Transcribe each of the records below exactly, excluding all pictures.
——————
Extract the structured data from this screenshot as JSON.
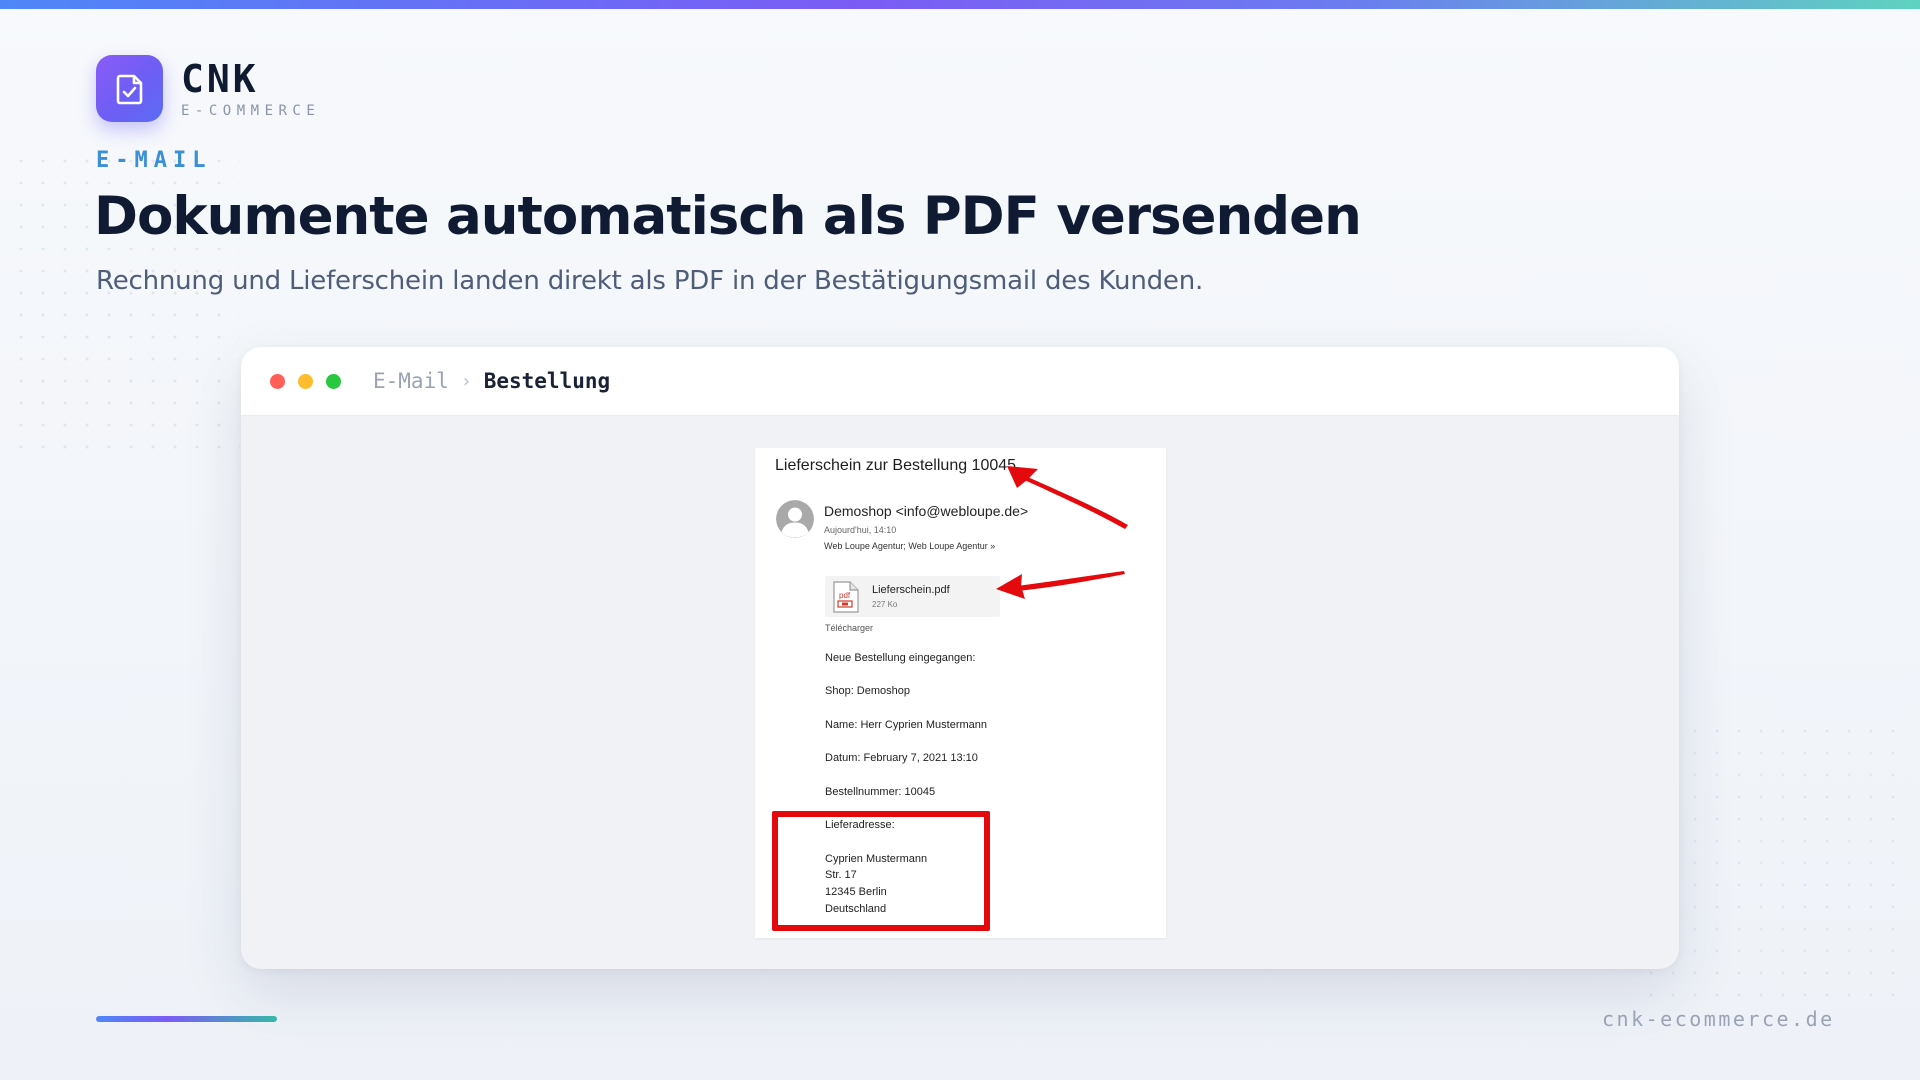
{
  "brand": {
    "name": "CNK",
    "subtitle": "E-COMMERCE",
    "logo_icon": "document-check-icon",
    "accent_color": "#7b5cf5"
  },
  "hero": {
    "eyebrow": "E-MAIL",
    "title": "Dokumente automatisch als PDF versenden",
    "subtitle": "Rechnung und Lieferschein landen direkt als PDF in der Bestätigungsmail des Kunden."
  },
  "window": {
    "breadcrumb": {
      "parent": "E-Mail",
      "separator": "›",
      "current": "Bestellung"
    }
  },
  "email": {
    "subject": "Lieferschein zur Bestellung 10045",
    "sender": "Demoshop <info@webloupe.de>",
    "date": "Aujourd'hui, 14:10",
    "recipients": "Web Loupe Agentur; Web Loupe Agentur »",
    "attachment": {
      "name": "Lieferschein.pdf",
      "size": "227 Ko",
      "icon": "pdf-file-icon"
    },
    "download_label": "Télécharger",
    "body": {
      "intro": "Neue Bestellung eingegangen:",
      "shop": "Shop: Demoshop",
      "name": "Name: Herr Cyprien Mustermann",
      "date": "Datum: February 7, 2021 13:10",
      "order_number": "Bestellnummer: 10045",
      "address_label": "Lieferadresse:",
      "address_lines": [
        "Cyprien Mustermann",
        "Str. 17",
        "12345 Berlin",
        "Deutschland"
      ]
    },
    "annotation_color": "#e4090d"
  },
  "footer": {
    "url": "cnk-ecommerce.de"
  }
}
——————
**Final result**
Extract the structured data from this screenshot as JSON.
{
  "brand": {
    "name": "CNK",
    "subtitle": "E-COMMERCE",
    "logo_icon": "document-check-icon",
    "accent_color": "#7b5cf5"
  },
  "hero": {
    "eyebrow": "E-MAIL",
    "title": "Dokumente automatisch als PDF versenden",
    "subtitle": "Rechnung und Lieferschein landen direkt als PDF in der Bestätigungsmail des Kunden."
  },
  "window": {
    "breadcrumb": {
      "parent": "E-Mail",
      "separator": "›",
      "current": "Bestellung"
    }
  },
  "email": {
    "subject": "Lieferschein zur Bestellung 10045",
    "sender": "Demoshop <info@webloupe.de>",
    "date": "Aujourd'hui, 14:10",
    "recipients": "Web Loupe Agentur; Web Loupe Agentur »",
    "attachment": {
      "name": "Lieferschein.pdf",
      "size": "227 Ko",
      "icon": "pdf-file-icon"
    },
    "download_label": "Télécharger",
    "body": {
      "intro": "Neue Bestellung eingegangen:",
      "shop": "Shop: Demoshop",
      "name": "Name: Herr Cyprien Mustermann",
      "date": "Datum: February 7, 2021 13:10",
      "order_number": "Bestellnummer: 10045",
      "address_label": "Lieferadresse:",
      "address_lines": [
        "Cyprien Mustermann",
        "Str. 17",
        "12345 Berlin",
        "Deutschland"
      ]
    },
    "annotation_color": "#e4090d"
  },
  "footer": {
    "url": "cnk-ecommerce.de"
  }
}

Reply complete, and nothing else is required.